◆ **Objective**:
Please return, unchanged, the lines of the entries below from the line with "- arrow-up-icon: [1726, 160, 1758, 192]" to the line with "- x-axis-ticks: May", including both of those lines.

───── Records shown

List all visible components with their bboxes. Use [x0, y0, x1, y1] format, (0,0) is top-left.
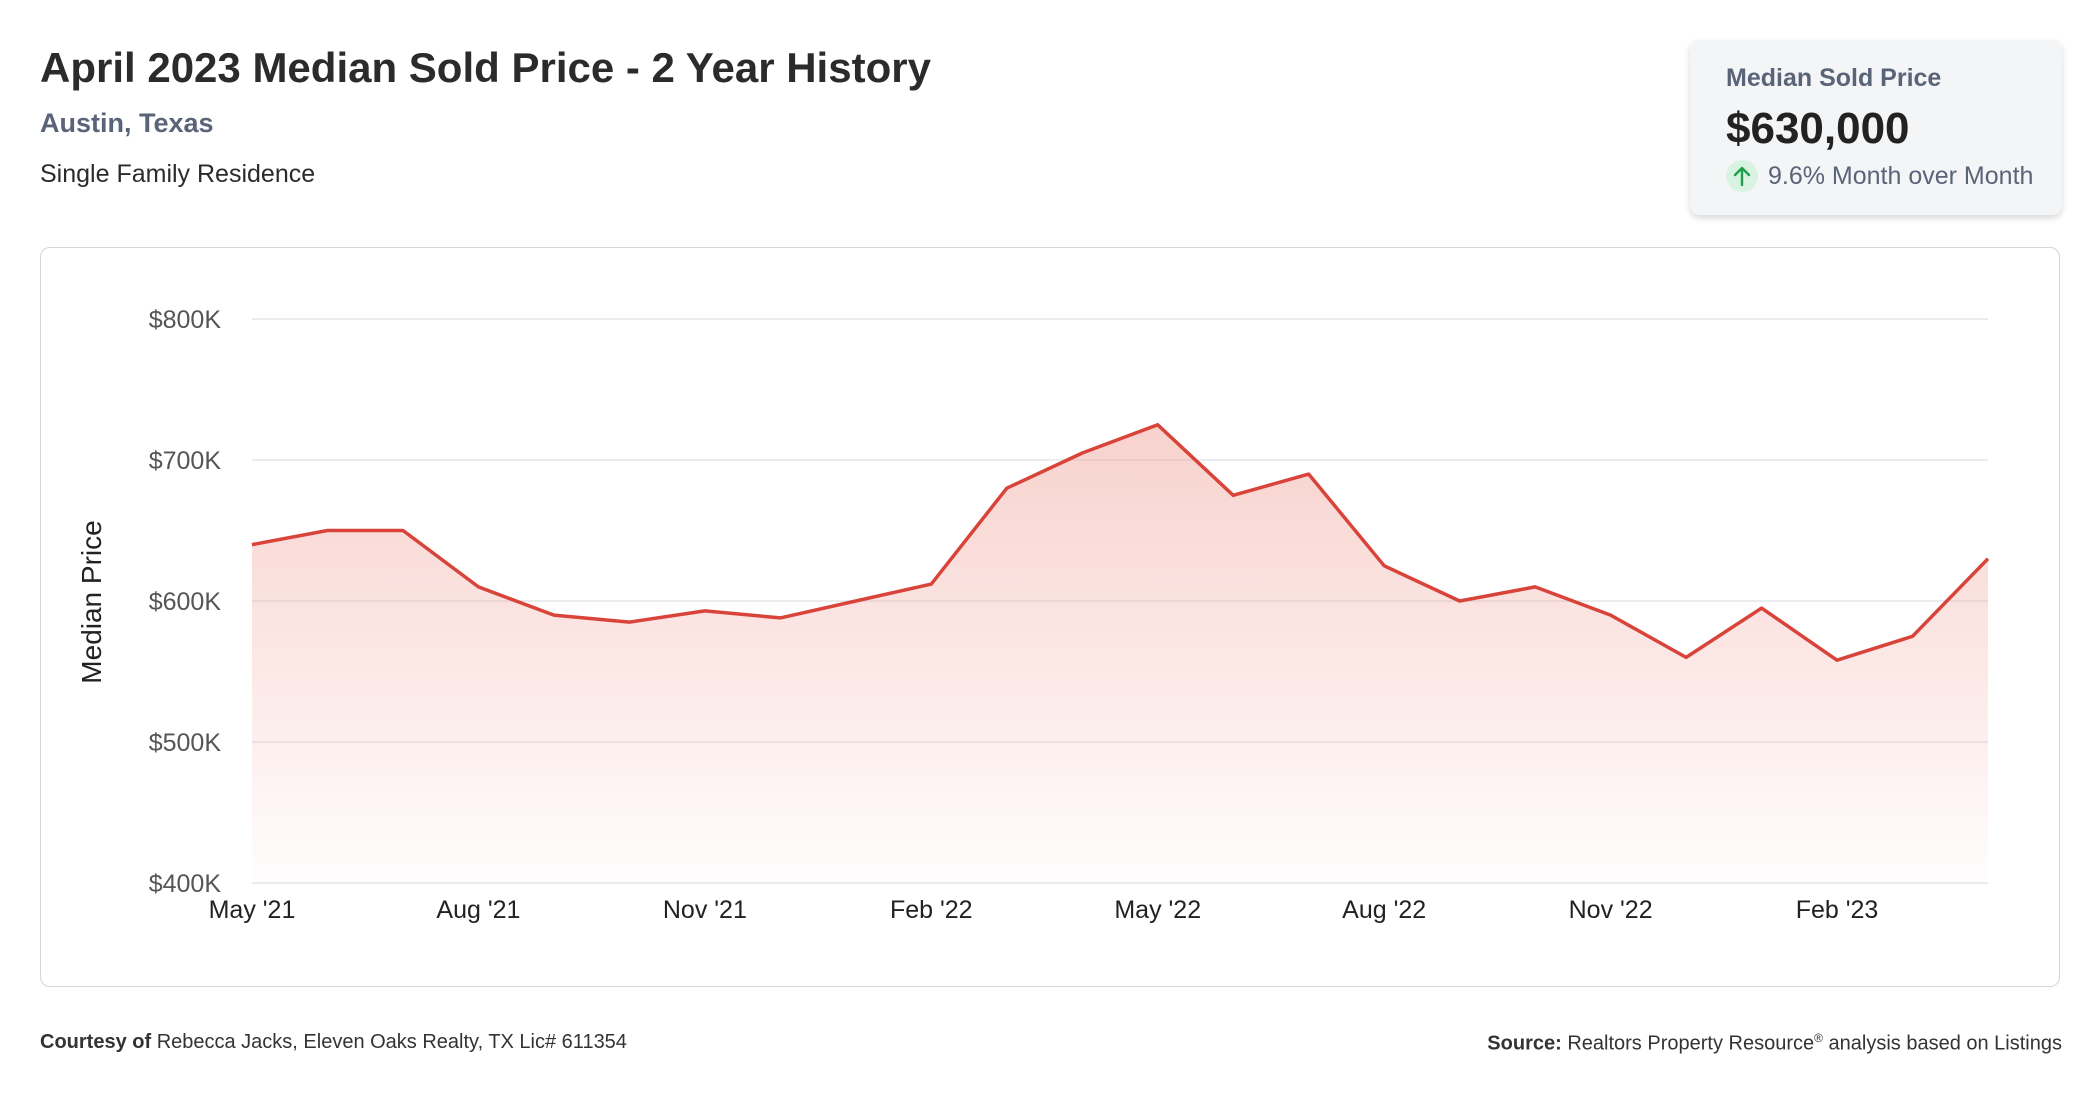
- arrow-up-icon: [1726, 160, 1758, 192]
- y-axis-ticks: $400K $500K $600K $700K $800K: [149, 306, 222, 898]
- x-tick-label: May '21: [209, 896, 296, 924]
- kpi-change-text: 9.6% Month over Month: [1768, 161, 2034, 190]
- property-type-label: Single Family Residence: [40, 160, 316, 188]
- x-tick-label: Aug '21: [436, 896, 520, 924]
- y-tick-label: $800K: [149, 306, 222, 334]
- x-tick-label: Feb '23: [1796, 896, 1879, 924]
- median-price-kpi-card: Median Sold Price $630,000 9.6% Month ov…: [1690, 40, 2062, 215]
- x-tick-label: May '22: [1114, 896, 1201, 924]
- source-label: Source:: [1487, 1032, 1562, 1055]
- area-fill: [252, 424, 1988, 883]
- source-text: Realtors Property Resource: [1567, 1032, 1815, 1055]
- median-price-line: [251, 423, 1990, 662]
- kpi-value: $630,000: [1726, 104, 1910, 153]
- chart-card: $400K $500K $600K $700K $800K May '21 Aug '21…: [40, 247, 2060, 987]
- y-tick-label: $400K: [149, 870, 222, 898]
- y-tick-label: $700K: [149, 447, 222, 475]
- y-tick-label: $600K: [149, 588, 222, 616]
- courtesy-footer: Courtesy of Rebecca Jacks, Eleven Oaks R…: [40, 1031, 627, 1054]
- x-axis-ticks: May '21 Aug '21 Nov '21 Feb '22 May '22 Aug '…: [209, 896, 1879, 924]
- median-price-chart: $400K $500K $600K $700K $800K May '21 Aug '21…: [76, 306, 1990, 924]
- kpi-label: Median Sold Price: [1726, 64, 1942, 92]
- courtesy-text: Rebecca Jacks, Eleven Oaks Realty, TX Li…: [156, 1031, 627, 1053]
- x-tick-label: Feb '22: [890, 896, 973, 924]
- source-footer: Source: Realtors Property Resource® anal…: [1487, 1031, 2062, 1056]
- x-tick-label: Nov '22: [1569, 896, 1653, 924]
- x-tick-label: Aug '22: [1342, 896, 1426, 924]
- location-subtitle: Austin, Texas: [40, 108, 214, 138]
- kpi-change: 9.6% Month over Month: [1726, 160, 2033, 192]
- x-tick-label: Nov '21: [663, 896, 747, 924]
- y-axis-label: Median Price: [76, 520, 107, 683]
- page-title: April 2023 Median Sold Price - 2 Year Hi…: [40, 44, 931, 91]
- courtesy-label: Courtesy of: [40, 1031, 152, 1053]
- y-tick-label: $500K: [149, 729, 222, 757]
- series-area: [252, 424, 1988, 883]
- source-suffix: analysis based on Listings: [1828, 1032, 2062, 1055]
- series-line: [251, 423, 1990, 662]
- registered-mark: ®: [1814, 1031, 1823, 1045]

──────────

◆ **Final result**:
- arrow-up-icon: [1726, 160, 1758, 192]
- y-axis-ticks: $400K $500K $600K $700K $800K: [149, 306, 222, 898]
- x-tick-label: May '21: [209, 896, 296, 924]
- kpi-change-text: 9.6% Month over Month: [1768, 161, 2034, 190]
- property-type-label: Single Family Residence: [40, 160, 316, 188]
- x-tick-label: Aug '21: [436, 896, 520, 924]
- y-tick-label: $800K: [149, 306, 222, 334]
- x-tick-label: Feb '23: [1796, 896, 1879, 924]
- median-price-kpi-card: Median Sold Price $630,000 9.6% Month ov…: [1690, 40, 2062, 215]
- x-tick-label: May '22: [1114, 896, 1201, 924]
- source-label: Source:: [1487, 1032, 1562, 1055]
- area-fill: [252, 424, 1988, 883]
- source-text: Realtors Property Resource: [1567, 1032, 1815, 1055]
- median-price-line: [251, 423, 1990, 662]
- kpi-value: $630,000: [1726, 104, 1910, 153]
- chart-card: $400K $500K $600K $700K $800K May '21 Aug '21…: [40, 247, 2060, 987]
- y-tick-label: $400K: [149, 870, 222, 898]
- y-tick-label: $700K: [149, 447, 222, 475]
- y-tick-label: $600K: [149, 588, 222, 616]
- courtesy-footer: Courtesy of Rebecca Jacks, Eleven Oaks R…: [40, 1031, 627, 1054]
- x-axis-ticks: May '21 Aug '21 Nov '21 Feb '22 May '22 Aug '…: [209, 896, 1879, 924]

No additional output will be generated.